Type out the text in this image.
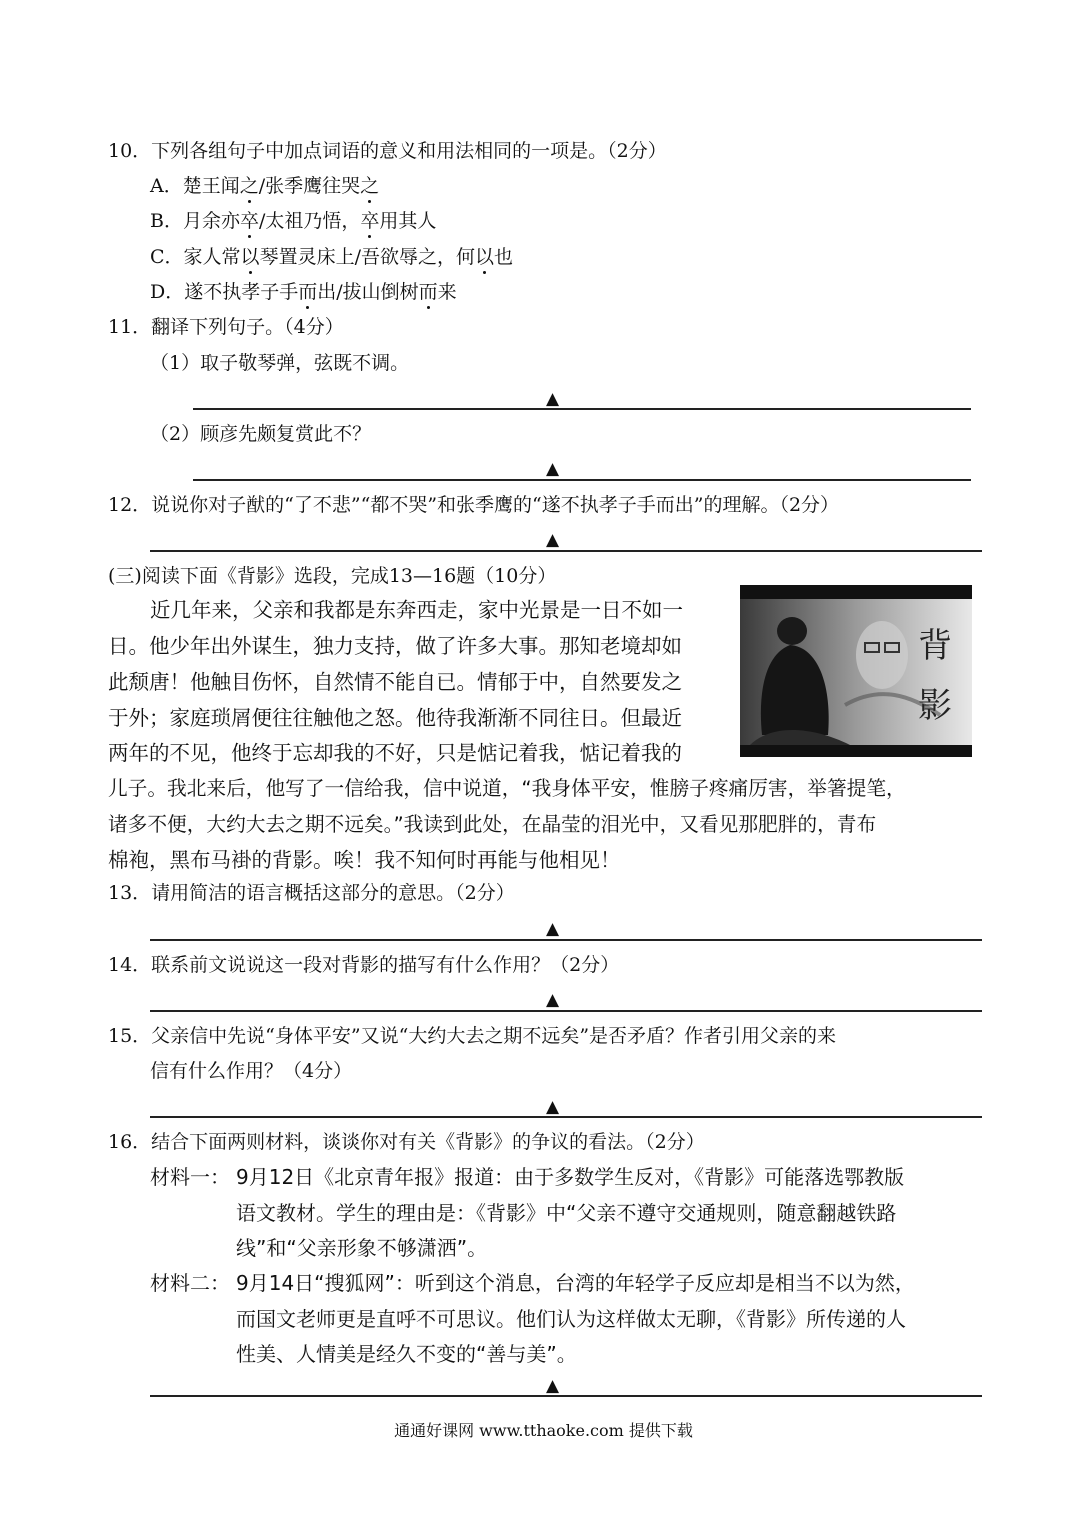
10．下列各组句子中加点词语的意义和用法相同的一项是。（2分）
A．楚王闻之/张季鹰往哭之
B．月余亦卒/太祖乃悟，卒用其人
C．家人常以琴置灵床上/吾欲辱之，何以也
D．遂不执孝子手而出/拔山倒树而来
11．翻译下列句子。（4分）
（1）取子敬琴弹，弦既不调。
▲
（2）顾彦先颇复赏此不？
▲
12．说说你对子猷的“了不悲”“都不哭”和张季鹰的“遂不执孝子手而出”的理解。（2分）
▲
(三)阅读下面《背影》选段，完成13—16题（10分）
背
影
近几年来，父亲和我都是东奔西走，家中光景是一日不如一
日。他少年出外谋生，独力支持，做了许多大事。那知老境却如
此颓唐！他触目伤怀，自然情不能自已。情郁于中，自然要发之
于外；家庭琐屑便往往触他之怒。他待我渐渐不同往日。但最近
两年的不见，他终于忘却我的不好，只是惦记着我，惦记着我的
儿子。我北来后，他写了一信给我，信中说道，“我身体平安，惟膀子疼痛厉害，举箸提笔，
诸多不便，大约大去之期不远矣。”我读到此处，在晶莹的泪光中，又看见那肥胖的，青布
棉袍，黑布马褂的背影。唉！我不知何时再能与他相见！
13．请用简洁的语言概括这部分的意思。（2分）
▲
14．联系前文说说这一段对背影的描写有什么作用？（2分）
▲
15．父亲信中先说“身体平安”又说“大约大去之期不远矣”是否矛盾？作者引用父亲的来
信有什么作用？（4分）
▲
16．结合下面两则材料，谈谈你对有关《背影》的争议的看法。（2分）
材料一： 9月12日《北京青年报》报道：由于多数学生反对，《背影》可能落选鄂教版
语文教材。学生的理由是：《背影》中“父亲不遵守交通规则，随意翻越铁路
线”和“父亲形象不够潇洒”。
材料二： 9月14日“搜狐网”：听到这个消息，台湾的年轻学子反应却是相当不以为然，
而国文老师更是直呼不可思议。他们认为这样做太无聊，《背影》所传递的人
性美、人情美是经久不变的“善与美”。
▲
通通好课网 www.tthaoke.com 提供下载
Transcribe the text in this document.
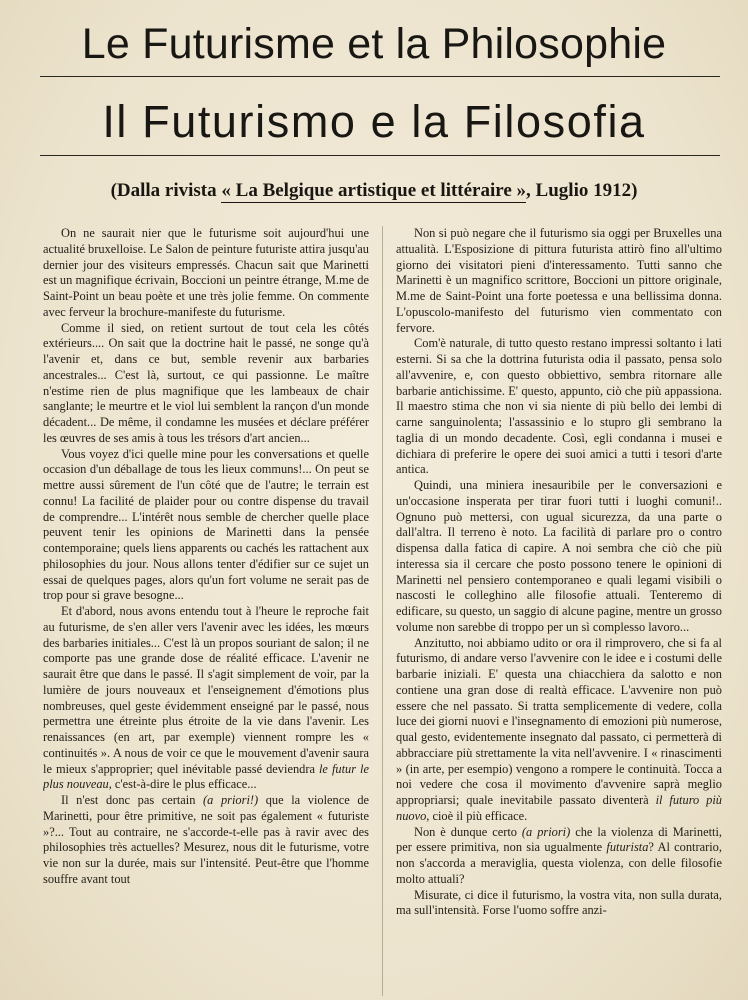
Le Futurisme et la Philosophie
Il Futurismo e la Filosofia
(Dalla rivista « La Belgique artistique et littéraire », Luglio 1912)

On ne saurait nier que le futurisme soit aujourd'hui une actualité bruxelloise. Le Salon de peinture futuriste attira jusqu'au dernier jour des visiteurs empressés. Chacun sait que Marinetti est un magnifique écrivain, Boccioni un peintre étrange, M.me de Saint-Point un beau poète et une très jolie femme. On commente avec ferveur la brochure-manifeste du futurisme.

Comme il sied, on retient surtout de tout cela les côtés extérieurs.... On sait que la doctrine hait le passé, ne songe qu'à l'avenir et, dans ce but, semble revenir aux barbaries ancestrales... C'est là, surtout, ce qui passionne. Le maître n'estime rien de plus magnifique que les lambeaux de chair sanglante; le meurtre et le viol lui semblent la rançon d'un monde décadent... De même, il condamne les musées et déclare préférer les œuvres de ses amis à tous les trésors d'art ancien...

Vous voyez d'ici quelle mine pour les conversations et quelle occasion d'un déballage de tous les lieux communs!... On peut se mettre aussi sûrement de l'un côté que de l'autre; le terrain est connu! La facilité de plaider pour ou contre dispense du travail de comprendre... L'intérêt nous semble de chercher quelle place peuvent tenir les opinions de Marinetti dans la pensée contemporaine; quels liens apparents ou cachés les rattachent aux philosophies du jour. Nous allons tenter d'édifier sur ce sujet un essai de quelques pages, alors qu'un fort volume ne serait pas de trop pour si grave besogne...

Et d'abord, nous avons entendu tout à l'heure le reproche fait au futurisme, de s'en aller vers l'avenir avec les idées, les mœurs des barbaries initiales... C'est là un propos souriant de salon; il ne comporte pas une grande dose de réalité efficace. L'avenir ne saurait être que dans le passé. Il s'agit simplement de voir, par la lumière de jours nouveaux et l'enseignement d'émotions plus nombreuses, quel geste évidemment enseigné par le passé, nous permettra une étreinte plus étroite de la vie dans l'avenir. Les renaissances (en art, par exemple) viennent rompre les « continuités ». A nous de voir ce que le mouvement d'avenir saura le mieux s'approprier; quel inévitable passé deviendra le futur le plus nouveau, c'est-à-dire le plus efficace...

Il n'est donc pas certain (a priori!) que la violence de Marinetti, pour être primitive, ne soit pas également « futuriste »?... Tout au contraire, ne s'accorde-t-elle pas à ravir avec des philosophies très actuelles? Mesurez, nous dit le futurisme, votre vie non sur la durée, mais sur l'intensité. Peut-être que l'homme souffre avant tout

Non si può negare che il futurismo sia oggi per Bruxelles una attualità. L'Esposizione di pittura futurista attirò fino all'ultimo giorno dei visitatori pieni d'interessamento. Tutti sanno che Marinetti è un magnifico scrittore, Boccioni un pittore originale, M.me de Saint-Point una forte poetessa e una bellissima donna. L'opuscolo-manifesto del futurismo vien commentato con fervore.

Com'è naturale, di tutto questo restano impressi soltanto i lati esterni. Si sa che la dottrina futurista odia il passato, pensa solo all'avvenire, e, con questo obbiettivo, sembra ritornare alle barbarie antichissime. E' questo, appunto, ciò che più appassiona. Il maestro stima che non vi sia niente di più bello dei lembi di carne sanguinolenta; l'assassinio e lo stupro gli sembrano la taglia di un mondo decadente. Così, egli condanna i musei e dichiara di preferire le opere dei suoi amici a tutti i tesori d'arte antica.

Quindi, una miniera inesauribile per le conversazioni e un'occasione insperata per tirar fuori tutti i luoghi comuni!.. Ognuno può mettersi, con ugual sicurezza, da una parte o dall'altra. Il terreno è noto. La facilità di parlare pro o contro dispensa dalla fatica di capire. A noi sembra che ciò che più interessa sia il cercare che posto possono tenere le opinioni di Marinetti nel pensiero contemporaneo e quali legami visibili o nascosti le colleghino alle filosofie attuali. Tenteremo di edificare, su questo, un saggio di alcune pagine, mentre un grosso volume non sarebbe di troppo per un sì complesso lavoro...

Anzitutto, noi abbiamo udito or ora il rimprovero, che si fa al futurismo, di andare verso l'avvenire con le idee e i costumi delle barbarie iniziali. E' questa una chiacchiera da salotto e non contiene una gran dose di realtà efficace. L'avvenire non può essere che nel passato. Si tratta semplicemente di vedere, colla luce dei giorni nuovi e l'insegnamento di emozioni più numerose, qual gesto, evidentemente insegnato dal passato, ci permetterà di abbracciare più strettamente la vita nell'avvenire. I « rinascimenti » (in arte, per esempio) vengono a rompere le continuità. Tocca a noi vedere che cosa il movimento d'avvenire saprà meglio appropriarsi; quale inevitabile passato diventerà il futuro più nuovo, cioè il più efficace.

Non è dunque certo (a priori) che la violenza di Marinetti, per essere primitiva, non sia ugualmente futurista? Al contrario, non s'accorda a meraviglia, questa violenza, con delle filosofie molto attuali?

Misurate, ci dice il futurismo, la vostra vita, non sulla durata, ma sull'intensità. Forse l'uomo soffre anzi-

○ ○ ○ ○ ○

Which lines in the listing above hold the word "volume"? Show each of them.

Vous voyez d'ici quelle mine pour les conversations et quelle occasion d'un déballage de tous les lieux communs!... On peut se mettre aussi sûrement de l'un côté que de l'autre; le terrain est connu! La facilité de plaider pour ou contre dispense du travail de comprendre... L'intérêt nous semble de chercher quelle place peuvent tenir les opinions de Marinetti dans la pensée contemporaine; quels liens apparents ou cachés les rattachent aux philosophies du jour. Nous allons tenter d'édifier sur ce sujet un essai de quelques pages, alors qu'un fort volume ne serait pas de trop pour si grave besogne...
Quindi, una miniera inesauribile per le conversazioni e un'occasione insperata per tirar fuori tutti i luoghi comuni!.. Ognuno può mettersi, con ugual sicurezza, da una parte o dall'altra. Il terreno è noto. La facilità di parlare pro o contro dispensa dalla fatica di capire. A noi sembra che ciò che più interessa sia il cercare che posto possono tenere le opinioni di Marinetti nel pensiero contemporaneo e quali legami visibili o nascosti le colleghino alle filosofie attuali. Tenteremo di edificare, su questo, un saggio di alcune pagine, mentre un grosso volume non sarebbe di troppo per un sì complesso lavoro...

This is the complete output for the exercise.